Objective:
Repeat every line of the data from the one containing "data-label: 13.5% — [466, 467, 507, 484]" through the one containing "slice-label: Legal and", both included.

Given records:
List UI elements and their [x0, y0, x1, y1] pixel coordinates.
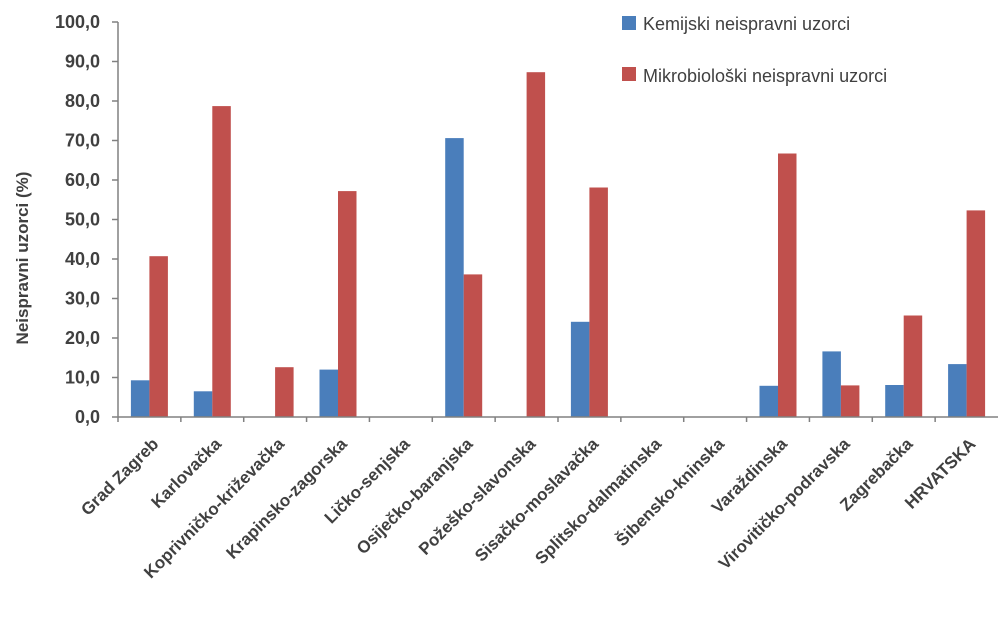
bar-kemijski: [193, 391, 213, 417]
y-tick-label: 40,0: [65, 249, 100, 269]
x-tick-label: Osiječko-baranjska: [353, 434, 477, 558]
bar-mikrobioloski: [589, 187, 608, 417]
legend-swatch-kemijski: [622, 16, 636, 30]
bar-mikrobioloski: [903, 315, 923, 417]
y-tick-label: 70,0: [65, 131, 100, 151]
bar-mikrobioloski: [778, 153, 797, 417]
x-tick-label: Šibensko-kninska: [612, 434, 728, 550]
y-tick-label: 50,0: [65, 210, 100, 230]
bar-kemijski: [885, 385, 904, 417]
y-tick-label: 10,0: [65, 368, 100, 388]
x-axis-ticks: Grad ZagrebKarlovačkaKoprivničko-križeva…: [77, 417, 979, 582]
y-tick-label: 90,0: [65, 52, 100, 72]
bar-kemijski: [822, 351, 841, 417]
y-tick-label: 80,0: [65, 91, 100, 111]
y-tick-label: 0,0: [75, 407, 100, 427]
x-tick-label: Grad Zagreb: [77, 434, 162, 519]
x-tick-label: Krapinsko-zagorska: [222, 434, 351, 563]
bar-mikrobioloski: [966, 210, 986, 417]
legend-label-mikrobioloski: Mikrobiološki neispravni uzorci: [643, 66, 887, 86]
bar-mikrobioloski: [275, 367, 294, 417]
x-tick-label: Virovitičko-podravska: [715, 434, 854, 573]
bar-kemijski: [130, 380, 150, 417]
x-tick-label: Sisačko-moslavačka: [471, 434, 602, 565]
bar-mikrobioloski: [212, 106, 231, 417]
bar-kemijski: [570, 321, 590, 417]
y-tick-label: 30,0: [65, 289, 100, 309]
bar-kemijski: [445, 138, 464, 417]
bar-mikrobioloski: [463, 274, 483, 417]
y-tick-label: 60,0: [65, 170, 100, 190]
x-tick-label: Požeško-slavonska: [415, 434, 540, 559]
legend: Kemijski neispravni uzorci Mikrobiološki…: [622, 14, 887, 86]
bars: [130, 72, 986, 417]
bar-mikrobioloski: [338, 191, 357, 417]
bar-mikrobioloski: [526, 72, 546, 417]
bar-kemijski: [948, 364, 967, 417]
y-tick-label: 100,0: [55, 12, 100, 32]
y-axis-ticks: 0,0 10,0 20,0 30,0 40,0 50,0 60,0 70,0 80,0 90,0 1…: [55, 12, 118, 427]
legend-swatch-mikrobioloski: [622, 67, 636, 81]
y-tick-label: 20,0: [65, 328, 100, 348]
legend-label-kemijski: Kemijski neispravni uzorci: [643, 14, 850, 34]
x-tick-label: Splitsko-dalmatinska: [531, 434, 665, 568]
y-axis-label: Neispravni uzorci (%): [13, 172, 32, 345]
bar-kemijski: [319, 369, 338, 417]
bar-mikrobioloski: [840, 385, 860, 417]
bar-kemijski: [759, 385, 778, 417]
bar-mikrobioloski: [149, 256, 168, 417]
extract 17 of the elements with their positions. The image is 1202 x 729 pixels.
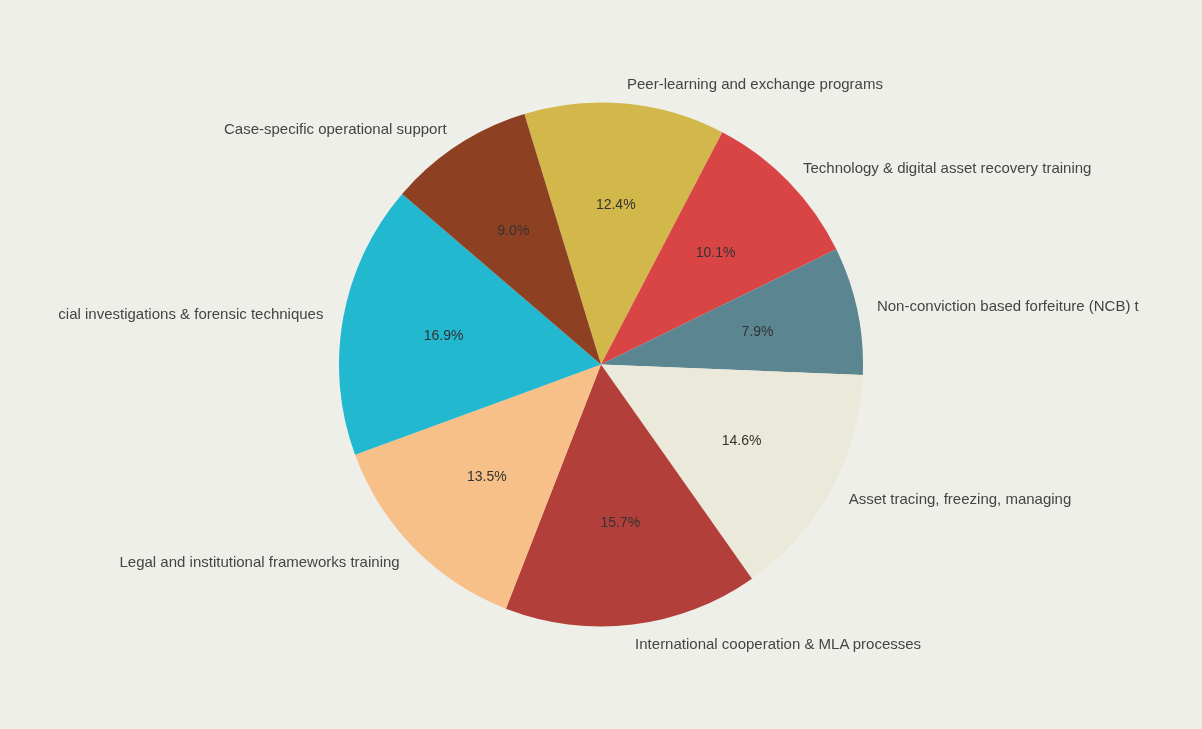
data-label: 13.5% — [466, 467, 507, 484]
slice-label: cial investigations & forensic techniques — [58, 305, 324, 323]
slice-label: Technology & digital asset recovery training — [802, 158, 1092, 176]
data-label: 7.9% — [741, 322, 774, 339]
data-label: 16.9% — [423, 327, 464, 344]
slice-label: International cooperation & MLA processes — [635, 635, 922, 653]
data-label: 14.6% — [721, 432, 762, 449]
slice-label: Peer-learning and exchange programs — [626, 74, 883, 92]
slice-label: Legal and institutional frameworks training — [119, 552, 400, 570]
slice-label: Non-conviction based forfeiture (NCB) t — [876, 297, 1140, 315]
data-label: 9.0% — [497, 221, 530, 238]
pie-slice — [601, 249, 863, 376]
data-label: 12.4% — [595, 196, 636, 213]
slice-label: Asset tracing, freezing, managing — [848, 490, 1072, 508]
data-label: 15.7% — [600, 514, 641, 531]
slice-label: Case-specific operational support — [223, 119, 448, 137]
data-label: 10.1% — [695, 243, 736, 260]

--

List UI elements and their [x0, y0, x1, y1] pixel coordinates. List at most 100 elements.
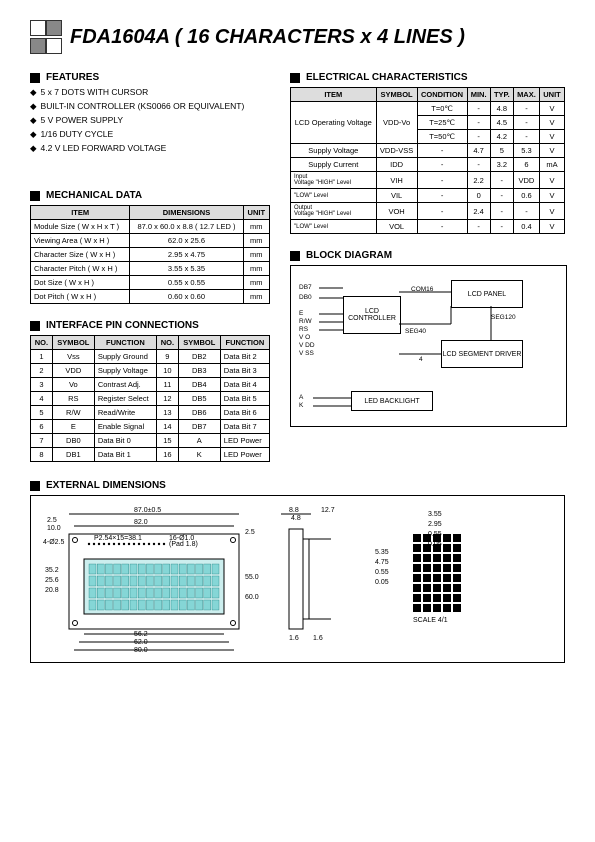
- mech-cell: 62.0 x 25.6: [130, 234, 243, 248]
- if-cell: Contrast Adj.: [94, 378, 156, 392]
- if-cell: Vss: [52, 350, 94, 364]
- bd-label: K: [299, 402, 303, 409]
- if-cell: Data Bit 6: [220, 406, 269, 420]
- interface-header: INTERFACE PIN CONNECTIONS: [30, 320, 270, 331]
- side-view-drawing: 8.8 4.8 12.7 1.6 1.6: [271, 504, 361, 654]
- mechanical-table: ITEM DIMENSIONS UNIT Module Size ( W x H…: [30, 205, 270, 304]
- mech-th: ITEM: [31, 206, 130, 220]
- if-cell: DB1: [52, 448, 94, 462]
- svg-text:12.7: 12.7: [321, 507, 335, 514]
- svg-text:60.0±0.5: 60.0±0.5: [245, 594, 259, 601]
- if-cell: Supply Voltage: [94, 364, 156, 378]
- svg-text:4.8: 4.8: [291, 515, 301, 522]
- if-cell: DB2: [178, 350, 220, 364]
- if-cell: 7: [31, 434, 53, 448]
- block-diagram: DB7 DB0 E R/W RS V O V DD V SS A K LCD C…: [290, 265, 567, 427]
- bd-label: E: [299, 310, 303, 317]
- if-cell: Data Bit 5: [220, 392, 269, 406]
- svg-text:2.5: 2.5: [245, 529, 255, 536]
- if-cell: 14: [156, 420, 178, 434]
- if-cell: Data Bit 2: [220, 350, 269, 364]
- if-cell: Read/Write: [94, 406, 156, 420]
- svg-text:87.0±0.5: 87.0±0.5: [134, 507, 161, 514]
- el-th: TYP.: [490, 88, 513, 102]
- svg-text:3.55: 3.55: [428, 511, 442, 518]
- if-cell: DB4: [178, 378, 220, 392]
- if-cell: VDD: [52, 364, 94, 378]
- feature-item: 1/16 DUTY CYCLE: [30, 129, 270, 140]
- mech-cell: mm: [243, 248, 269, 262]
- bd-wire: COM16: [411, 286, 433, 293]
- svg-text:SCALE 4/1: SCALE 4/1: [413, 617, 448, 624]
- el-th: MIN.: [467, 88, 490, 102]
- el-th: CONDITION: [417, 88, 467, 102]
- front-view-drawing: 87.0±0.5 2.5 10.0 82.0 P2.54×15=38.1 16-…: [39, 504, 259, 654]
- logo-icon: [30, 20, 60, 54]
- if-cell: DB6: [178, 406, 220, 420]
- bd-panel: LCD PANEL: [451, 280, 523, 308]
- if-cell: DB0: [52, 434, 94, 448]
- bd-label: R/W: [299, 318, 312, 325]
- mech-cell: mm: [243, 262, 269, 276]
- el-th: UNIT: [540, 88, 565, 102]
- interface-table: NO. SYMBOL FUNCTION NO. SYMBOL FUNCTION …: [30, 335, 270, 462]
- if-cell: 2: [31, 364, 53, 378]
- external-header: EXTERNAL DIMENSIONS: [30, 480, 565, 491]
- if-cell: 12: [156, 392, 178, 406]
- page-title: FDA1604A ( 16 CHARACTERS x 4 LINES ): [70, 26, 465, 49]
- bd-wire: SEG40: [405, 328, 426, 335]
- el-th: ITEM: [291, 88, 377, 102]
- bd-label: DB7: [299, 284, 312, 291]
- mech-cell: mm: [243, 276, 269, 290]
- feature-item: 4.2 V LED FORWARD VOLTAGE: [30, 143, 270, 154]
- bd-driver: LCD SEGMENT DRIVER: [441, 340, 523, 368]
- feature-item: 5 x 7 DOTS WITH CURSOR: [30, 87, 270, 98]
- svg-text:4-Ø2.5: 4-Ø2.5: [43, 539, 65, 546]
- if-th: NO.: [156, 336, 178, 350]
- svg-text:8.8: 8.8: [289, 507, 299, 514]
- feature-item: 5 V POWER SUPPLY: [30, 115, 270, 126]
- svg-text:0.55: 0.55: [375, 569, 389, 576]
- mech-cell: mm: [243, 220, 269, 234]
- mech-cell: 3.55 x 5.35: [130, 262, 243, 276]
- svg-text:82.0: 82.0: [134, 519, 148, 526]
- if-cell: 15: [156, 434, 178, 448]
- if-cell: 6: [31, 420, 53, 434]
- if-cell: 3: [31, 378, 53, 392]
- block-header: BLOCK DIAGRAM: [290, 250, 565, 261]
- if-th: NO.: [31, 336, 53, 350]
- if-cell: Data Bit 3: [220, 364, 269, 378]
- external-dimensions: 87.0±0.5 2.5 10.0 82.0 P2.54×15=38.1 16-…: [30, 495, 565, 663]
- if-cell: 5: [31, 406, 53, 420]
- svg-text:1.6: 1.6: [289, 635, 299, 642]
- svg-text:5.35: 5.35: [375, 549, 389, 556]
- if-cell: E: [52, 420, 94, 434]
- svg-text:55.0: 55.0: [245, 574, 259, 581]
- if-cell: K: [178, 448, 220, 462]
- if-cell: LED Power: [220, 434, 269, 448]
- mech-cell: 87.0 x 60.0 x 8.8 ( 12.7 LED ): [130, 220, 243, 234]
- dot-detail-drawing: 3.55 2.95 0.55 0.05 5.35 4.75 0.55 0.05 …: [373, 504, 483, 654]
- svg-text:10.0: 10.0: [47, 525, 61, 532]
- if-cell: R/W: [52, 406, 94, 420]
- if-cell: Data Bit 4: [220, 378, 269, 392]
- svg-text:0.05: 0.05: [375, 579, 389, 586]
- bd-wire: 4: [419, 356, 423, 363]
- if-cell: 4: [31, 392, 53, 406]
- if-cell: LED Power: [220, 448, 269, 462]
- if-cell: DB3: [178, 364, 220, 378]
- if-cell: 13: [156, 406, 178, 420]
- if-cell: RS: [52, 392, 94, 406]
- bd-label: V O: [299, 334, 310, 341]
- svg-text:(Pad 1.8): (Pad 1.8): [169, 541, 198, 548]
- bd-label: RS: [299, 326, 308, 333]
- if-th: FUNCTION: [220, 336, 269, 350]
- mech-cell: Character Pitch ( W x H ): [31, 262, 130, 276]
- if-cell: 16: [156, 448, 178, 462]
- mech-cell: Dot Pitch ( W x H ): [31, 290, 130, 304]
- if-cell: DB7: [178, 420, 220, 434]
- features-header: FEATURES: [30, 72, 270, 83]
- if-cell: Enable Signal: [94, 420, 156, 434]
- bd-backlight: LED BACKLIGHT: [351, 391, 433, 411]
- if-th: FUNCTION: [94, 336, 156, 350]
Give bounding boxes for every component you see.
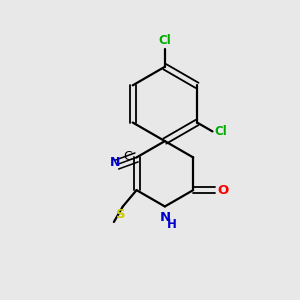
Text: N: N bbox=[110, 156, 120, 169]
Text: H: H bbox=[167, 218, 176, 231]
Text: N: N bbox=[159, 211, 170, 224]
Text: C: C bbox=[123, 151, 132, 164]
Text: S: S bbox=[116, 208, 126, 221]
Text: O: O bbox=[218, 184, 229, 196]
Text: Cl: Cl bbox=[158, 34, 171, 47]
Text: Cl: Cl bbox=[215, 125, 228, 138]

* * *

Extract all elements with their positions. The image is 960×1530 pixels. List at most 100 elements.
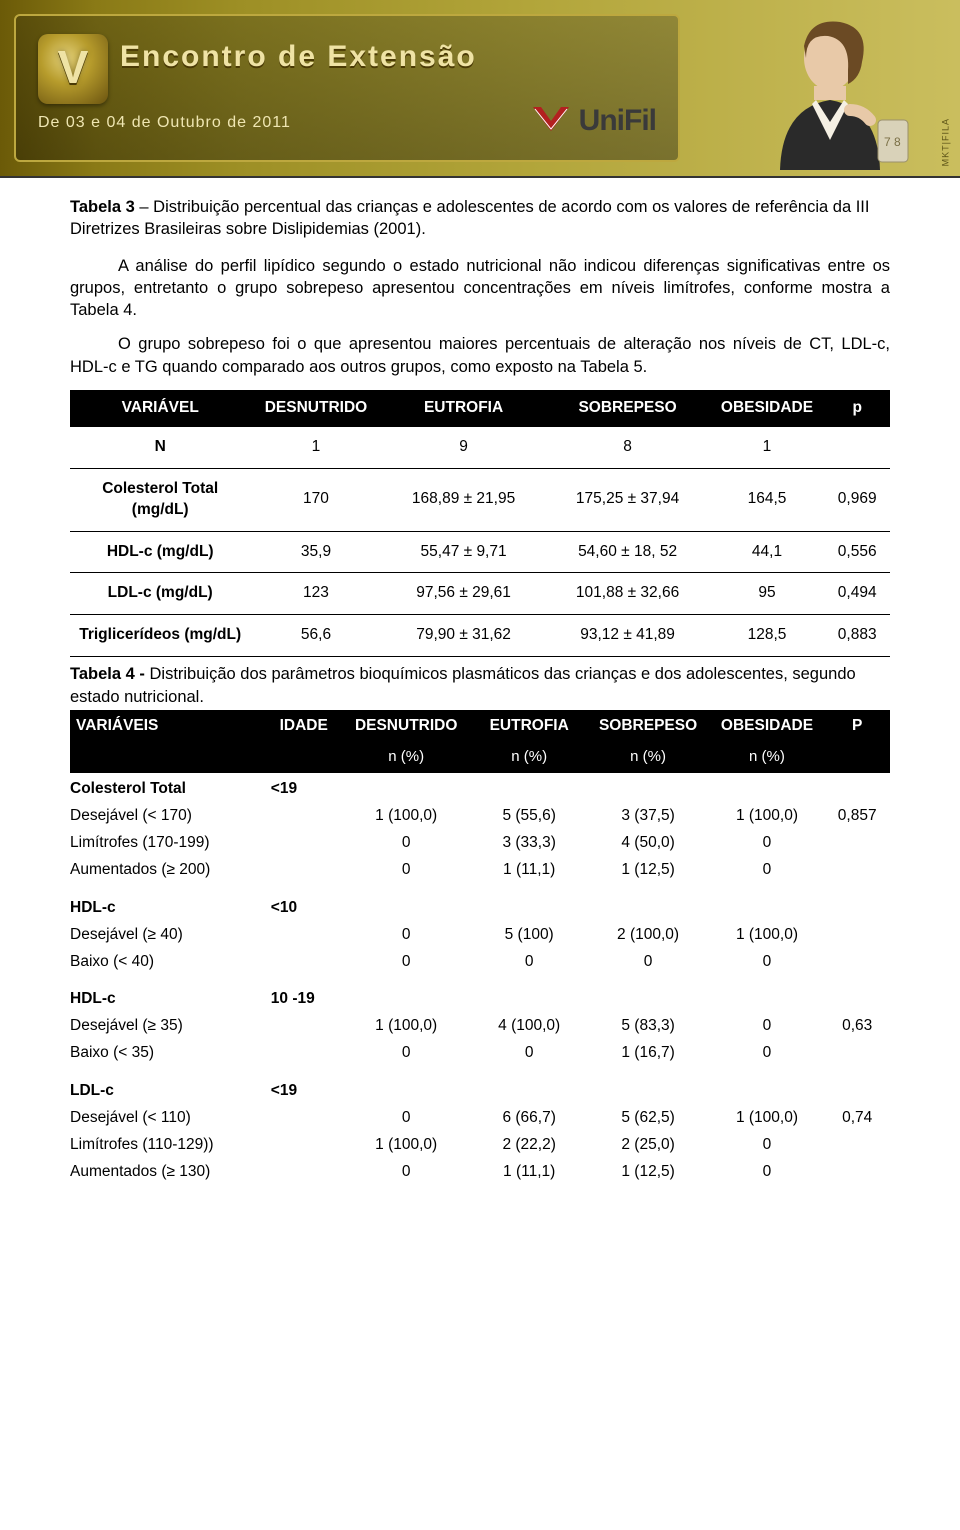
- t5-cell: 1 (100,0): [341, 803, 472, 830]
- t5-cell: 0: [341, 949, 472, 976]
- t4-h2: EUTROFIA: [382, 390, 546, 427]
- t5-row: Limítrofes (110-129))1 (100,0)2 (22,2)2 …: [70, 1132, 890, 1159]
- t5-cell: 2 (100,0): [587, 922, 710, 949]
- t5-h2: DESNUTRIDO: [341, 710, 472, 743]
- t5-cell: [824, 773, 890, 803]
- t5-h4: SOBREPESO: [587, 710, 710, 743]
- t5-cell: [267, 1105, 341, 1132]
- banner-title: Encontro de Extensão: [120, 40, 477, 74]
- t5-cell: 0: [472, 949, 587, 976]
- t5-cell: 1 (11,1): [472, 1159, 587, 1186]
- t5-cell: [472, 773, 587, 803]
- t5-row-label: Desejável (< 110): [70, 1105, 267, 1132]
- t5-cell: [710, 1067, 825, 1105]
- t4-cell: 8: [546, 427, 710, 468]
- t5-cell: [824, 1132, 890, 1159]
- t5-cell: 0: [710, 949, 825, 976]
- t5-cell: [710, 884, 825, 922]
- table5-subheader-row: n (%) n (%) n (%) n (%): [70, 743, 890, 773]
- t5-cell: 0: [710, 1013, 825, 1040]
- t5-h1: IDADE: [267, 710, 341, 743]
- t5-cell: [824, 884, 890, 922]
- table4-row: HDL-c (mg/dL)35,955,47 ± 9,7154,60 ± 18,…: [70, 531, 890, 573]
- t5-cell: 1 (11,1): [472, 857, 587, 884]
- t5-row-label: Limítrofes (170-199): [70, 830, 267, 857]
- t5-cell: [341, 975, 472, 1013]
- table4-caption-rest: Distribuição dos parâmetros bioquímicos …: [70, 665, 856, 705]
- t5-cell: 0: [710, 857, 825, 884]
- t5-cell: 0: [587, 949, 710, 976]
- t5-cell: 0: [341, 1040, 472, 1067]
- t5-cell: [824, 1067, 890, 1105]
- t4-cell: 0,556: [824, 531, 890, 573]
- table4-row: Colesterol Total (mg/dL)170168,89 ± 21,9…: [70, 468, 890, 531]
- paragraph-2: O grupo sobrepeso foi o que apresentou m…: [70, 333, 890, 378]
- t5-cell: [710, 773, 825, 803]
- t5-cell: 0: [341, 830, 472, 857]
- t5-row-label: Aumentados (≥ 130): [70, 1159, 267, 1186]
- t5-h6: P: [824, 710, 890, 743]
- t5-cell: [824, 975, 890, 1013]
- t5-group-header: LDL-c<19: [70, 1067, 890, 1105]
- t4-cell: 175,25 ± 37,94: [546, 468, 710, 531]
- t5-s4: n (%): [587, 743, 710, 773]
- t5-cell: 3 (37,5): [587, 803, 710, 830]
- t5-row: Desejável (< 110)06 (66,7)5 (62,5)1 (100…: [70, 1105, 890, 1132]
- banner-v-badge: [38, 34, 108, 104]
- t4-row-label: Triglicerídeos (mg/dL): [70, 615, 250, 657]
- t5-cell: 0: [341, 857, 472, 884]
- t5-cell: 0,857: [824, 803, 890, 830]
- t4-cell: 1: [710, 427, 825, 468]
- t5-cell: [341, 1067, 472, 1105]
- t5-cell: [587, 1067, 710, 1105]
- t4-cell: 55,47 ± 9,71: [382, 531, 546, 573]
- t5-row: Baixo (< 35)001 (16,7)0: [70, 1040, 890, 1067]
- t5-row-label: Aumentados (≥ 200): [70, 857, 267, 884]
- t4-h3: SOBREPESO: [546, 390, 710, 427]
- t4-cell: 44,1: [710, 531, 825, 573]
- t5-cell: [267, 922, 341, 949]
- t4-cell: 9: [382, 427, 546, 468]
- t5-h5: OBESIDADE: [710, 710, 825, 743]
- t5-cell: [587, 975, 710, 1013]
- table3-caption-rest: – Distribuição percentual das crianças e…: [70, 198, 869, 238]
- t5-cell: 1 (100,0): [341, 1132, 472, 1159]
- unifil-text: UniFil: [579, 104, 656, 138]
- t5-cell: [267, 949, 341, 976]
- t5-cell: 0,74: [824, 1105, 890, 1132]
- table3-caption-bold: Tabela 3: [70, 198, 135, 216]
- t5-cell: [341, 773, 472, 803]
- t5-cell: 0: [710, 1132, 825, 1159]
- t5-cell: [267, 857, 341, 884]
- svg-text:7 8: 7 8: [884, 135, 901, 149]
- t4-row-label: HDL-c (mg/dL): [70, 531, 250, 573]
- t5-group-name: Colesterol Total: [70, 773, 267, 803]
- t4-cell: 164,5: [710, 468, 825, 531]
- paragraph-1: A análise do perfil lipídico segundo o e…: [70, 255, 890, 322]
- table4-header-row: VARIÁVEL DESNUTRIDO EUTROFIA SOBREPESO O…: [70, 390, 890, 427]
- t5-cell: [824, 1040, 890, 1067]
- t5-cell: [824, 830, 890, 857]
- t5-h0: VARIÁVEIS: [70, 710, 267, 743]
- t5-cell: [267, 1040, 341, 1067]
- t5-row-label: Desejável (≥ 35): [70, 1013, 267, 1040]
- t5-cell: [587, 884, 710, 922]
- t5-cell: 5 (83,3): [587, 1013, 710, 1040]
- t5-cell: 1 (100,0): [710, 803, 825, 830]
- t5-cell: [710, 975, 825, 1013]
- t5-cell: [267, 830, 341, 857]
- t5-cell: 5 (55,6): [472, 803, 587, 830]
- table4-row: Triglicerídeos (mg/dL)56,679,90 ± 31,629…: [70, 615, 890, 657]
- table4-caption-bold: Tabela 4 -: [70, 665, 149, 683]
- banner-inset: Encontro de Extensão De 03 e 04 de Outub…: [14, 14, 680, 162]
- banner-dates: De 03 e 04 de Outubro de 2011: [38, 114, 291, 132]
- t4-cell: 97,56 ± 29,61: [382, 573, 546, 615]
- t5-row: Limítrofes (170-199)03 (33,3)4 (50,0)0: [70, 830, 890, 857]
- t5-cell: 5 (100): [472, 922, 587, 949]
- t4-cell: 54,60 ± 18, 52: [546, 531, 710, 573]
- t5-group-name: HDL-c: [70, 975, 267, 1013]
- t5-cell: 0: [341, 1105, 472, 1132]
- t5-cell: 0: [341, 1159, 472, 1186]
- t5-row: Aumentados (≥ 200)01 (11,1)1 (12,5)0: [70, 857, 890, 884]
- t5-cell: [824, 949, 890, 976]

Solution to the problem:
data-label: 13.5% — [466, 467, 507, 484]
slice-label: cial investigations & forensic techniques — [58, 305, 324, 323]
slice-label: Technology & digital asset recovery training — [802, 158, 1092, 176]
data-label: 7.9% — [741, 322, 774, 339]
data-label: 16.9% — [423, 327, 464, 344]
slice-label: International cooperation & MLA processes — [635, 635, 922, 653]
data-label: 14.6% — [721, 432, 762, 449]
slice-label: Peer-learning and exchange programs — [626, 74, 883, 92]
slice-label: Legal and institutional frameworks training — [119, 552, 400, 570]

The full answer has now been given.